----- Source excerpt

Marriage vs. Porn: Battle for the Soul of our Culture

marriage vs porn

“…[a]t a moment in history in which the family is the object of numerous forces that seek to destroy it, or in some way to deform it, and aware that the well-being of society and her good are intimately tied to the good of the family, the Church perceives in a more urgent and compelling way her mission of proclaiming to all people the plan of God for marriage and the family, insuring their full vitality and human and Christian development, and thus, contributing to the renewal of society and the people of God.”

― Pope St. John Paul II, Familiaris consortio, no. 3

Long before Christ ever came to earth and preached the Gospel, human beings understood that forming a life-long relationship with another person and starting a family was one of the most important, meaningful, and desirable things any person could do.

Although the degree to which various societies protected marriage varied, even many of the most decadent societies, such as Rome, understood that the family unit composed of a mother, father, and children, was an essential part of a functioning civilization, and must be privileged.

When Christ came, however, he elevated the institution of marriage to an even higher plane, instituting it as a sacrament. In the writings of St. Paul, the union of a man and a woman in marriage became a symbol for something as lofty as the relationship between Christ and His Church.

Adult and children hands holding paper family cutout

And yet, despite the innumerable unquestionable goods that come from marriage, both for the individual and for society, we find ourselves right now in the midst of a crisis of marriage. As a recent study by Pew Research found, extraordinarily few young Americans are bothering ever to get married.

According to the study, in 2021 a full 25% of Americans who had reached the age of 40 had never been married. This marks a significant increase from just ten years earlier, when just 20% of 40-year-olds had never married.

However, the magnitude of the cultural shift becomes startlingly clear when you compare the 2021 marriage rates to those of 1980. In that year, only 6% of 40-year-olds had never been married. In other words, the rate of unmarried 40-year-olds has increased by nearly twenty percent in the past three decades. Whereas in the past, it was simply expected that, barring unusual circumstances, you would be married by the age of 40, it is now becoming normal for young Americans never to marry.

----------

== Tasks and exercises ==
1. Answer these questions from the marriage article:
(a) What document is quoted at the opening, and what number is cited?
(b) What society is named as decadent yet understanding that the family must be privileged?
(c) According to the study, what share of Americans who had reached 40 had never been married in 2021?
2. Retype the passage of the marriage article starting with "Long before Christ" and going on through "must be privileged.".
You won't need the listing for this work.

----- Collected material

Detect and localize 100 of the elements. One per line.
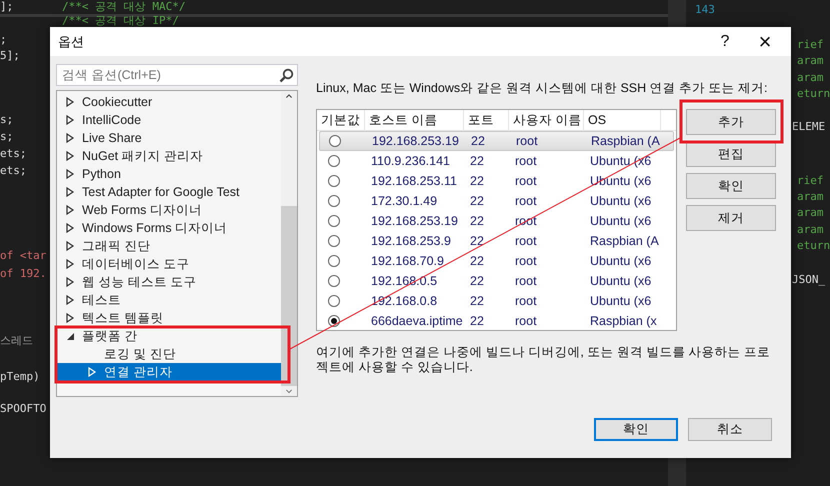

----------

== List of solutions ==
1.
(a) Familiaris consortio, no. 3
(b) Rome
(c) 25%

2.
Long before Christ ever came to earth and preached the Gospel, human beings understood that forming a life-long relationship with another person and starting a family was one of the most important, meaningful, and desirable things any person could do.

Although the degree to which various societies protected marriage varied, even many of the most decadent societies, such as Rome, understood that the family unit composed of a mother, father, and children, was an essential part of a functioning civilization, and must be privileged.